[EXCERPT Boundary: Start]

In [3]: %timeit np.random.normal(1000000000)

1.3 µs ± 26.2 ns per loop (mean ± std. dev. of 7 runs, 1000000 loops each)

Edit: and 2.5e17 in ~7.95 microseconds

In [5]: %timeit np.random.normal((500000000, 500000000))

7.95 µs ± 90.7 ns per loop (mean ± std. dev. of 7 runs, 100000 loops each)

3 comments

You might be misremembering the numpy.random api, since you appear to only be generating one or two random numbers in your tests.

I get results about 100x slower those of the article's CPU benchmark when using numpy on a 2019 MBP:

  python -m timeit -s 'import numpy as np; x = np.zeros(1000000)' -u msec 'np.random.normal(x)'
  10 loops, best of 5: 30.9 msec per loop
edit: I'm no python wizard myself, so I'm perfectly willing to believe that there's a better way to generate a random array in numpy than what I'm doing.

[EXCERPT Boundary: End]

▸ **YOUR TASKS**:
• a. In the numpy timing discussion, how much slower were the commenter's results than the article's CPU benchmark?
• b. Reproduce the stretch of the numpy timing discussion from "7.95 µs ± 90.7" through "what I'm doing.".
• c. Go on with the numpy timing discussion, picking up after its final sentence.

[PROVIDED INFORMATION Boundary: Start]

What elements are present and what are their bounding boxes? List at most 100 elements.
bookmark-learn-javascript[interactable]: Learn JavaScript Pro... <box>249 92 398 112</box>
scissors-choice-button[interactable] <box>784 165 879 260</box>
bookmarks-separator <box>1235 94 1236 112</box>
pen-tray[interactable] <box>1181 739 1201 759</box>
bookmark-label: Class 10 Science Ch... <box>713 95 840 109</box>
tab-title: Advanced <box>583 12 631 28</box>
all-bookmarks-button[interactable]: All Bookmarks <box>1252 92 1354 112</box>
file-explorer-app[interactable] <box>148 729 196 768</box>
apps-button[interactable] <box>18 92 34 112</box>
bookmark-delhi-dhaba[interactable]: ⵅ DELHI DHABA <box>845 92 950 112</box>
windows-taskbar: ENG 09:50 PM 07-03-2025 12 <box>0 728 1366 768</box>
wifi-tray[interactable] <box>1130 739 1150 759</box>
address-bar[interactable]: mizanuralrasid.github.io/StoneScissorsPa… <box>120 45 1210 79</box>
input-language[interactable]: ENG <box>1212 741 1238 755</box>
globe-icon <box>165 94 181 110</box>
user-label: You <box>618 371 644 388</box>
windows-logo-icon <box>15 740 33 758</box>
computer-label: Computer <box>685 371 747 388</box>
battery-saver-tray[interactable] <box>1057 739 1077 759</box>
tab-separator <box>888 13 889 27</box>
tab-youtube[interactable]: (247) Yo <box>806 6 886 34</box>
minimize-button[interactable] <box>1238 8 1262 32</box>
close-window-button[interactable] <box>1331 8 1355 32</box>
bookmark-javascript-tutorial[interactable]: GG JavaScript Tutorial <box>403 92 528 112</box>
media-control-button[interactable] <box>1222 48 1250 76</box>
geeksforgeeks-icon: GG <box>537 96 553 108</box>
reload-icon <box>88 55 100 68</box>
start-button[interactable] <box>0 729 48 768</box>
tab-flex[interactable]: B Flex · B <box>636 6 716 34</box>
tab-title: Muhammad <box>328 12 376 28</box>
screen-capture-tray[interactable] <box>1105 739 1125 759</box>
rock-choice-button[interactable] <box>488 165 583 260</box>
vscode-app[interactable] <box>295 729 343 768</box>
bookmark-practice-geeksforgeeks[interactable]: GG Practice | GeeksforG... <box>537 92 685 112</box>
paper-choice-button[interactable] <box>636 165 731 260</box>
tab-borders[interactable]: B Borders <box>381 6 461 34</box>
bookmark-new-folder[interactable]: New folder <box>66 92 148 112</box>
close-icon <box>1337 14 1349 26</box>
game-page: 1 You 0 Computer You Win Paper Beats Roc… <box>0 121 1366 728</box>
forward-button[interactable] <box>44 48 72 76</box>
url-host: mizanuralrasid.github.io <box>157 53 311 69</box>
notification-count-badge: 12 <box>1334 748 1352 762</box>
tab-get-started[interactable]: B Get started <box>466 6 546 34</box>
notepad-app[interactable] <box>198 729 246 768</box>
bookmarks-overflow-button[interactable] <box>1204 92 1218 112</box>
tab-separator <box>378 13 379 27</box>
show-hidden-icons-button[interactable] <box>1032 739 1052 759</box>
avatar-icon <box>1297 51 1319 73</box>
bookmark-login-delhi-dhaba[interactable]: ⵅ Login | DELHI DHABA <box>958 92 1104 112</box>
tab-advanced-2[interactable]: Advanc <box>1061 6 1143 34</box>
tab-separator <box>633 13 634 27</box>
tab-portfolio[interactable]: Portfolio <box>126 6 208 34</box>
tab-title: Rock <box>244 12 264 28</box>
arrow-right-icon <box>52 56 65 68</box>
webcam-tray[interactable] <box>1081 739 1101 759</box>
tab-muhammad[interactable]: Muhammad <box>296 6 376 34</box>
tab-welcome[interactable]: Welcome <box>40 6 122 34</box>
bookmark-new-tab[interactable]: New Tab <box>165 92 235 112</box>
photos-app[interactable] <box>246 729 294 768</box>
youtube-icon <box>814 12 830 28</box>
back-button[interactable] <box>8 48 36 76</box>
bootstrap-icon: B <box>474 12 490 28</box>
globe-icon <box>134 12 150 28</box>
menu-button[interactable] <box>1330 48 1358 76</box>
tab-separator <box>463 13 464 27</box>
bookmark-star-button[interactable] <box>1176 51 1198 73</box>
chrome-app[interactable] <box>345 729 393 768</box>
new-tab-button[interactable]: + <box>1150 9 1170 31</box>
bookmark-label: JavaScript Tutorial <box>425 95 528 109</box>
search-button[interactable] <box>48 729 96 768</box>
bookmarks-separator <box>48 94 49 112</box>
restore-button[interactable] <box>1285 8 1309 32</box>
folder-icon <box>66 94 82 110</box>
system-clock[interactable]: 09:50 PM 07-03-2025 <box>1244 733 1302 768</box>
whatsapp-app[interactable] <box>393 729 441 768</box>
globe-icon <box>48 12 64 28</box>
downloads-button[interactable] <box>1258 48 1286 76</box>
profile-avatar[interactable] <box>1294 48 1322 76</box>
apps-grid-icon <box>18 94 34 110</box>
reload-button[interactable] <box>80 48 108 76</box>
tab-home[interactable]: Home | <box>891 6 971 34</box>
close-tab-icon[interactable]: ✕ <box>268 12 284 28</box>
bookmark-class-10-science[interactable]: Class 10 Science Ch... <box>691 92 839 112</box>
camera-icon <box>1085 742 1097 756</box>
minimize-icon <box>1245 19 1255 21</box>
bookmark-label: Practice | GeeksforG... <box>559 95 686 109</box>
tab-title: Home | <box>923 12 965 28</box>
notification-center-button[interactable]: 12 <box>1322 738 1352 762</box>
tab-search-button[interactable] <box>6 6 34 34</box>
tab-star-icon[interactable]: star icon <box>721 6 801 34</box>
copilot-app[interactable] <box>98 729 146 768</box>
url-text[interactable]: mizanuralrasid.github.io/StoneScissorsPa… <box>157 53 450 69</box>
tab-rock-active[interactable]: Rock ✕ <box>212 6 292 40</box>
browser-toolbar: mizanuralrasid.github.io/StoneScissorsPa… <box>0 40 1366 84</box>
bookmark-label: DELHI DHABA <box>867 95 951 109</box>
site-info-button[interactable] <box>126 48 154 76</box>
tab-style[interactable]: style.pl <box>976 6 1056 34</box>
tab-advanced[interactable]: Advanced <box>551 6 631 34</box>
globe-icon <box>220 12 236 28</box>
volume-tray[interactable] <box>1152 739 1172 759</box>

[PROVIDED INFORMATION Boundary: End]

▸ **ANSWER SET**:
• a. About 100x slower.

• b.
7.95 µs ± 90.7 ns per loop (mean ± std. dev. of 7 runs, 100000 loops each)

3 comments

You might be misremembering the numpy.random api, since you appear to only be generating one or two random numbers in your tests.

I get results about 100x slower those of the article's CPU benchmark when using numpy on a 2019 MBP:

  python -m timeit -s 'import numpy as np; x = np.zeros(1000000)' -u msec 'np.random.normal(x)'
  10 loops, best of 5: 30.9 msec per loop
edit: I'm no python wizard myself, so I'm perfectly willing to believe that there's a better way to generate a random array in numpy than what I'm doing.

• c.
I don't think that is measured correctly: A CPU at 5GHz would take 0.2ns per cycle, how is it supposed to generate 1 billion (!) numbers in only 100x the time? Even if you had 64c/128t threadrippers in a dualsocket and this workload perfectly distributed, you'd only get within 100'000x the time of a single cycle. There's still a factor of 10'000 left.

You might want to try this one:

  np.random.normal(size=1000000000)
For size=1000 I get on my machine about 36 ns per number (total 36 µsecs). You probably measured for size=1 but a normal of 1 billion, not 1 billion numbers at a normal of 1.
Ah yes, thanks everyone for pointing out my mistake, I am not using the `size` parameter, so this is really only generating a single random number. My mistake!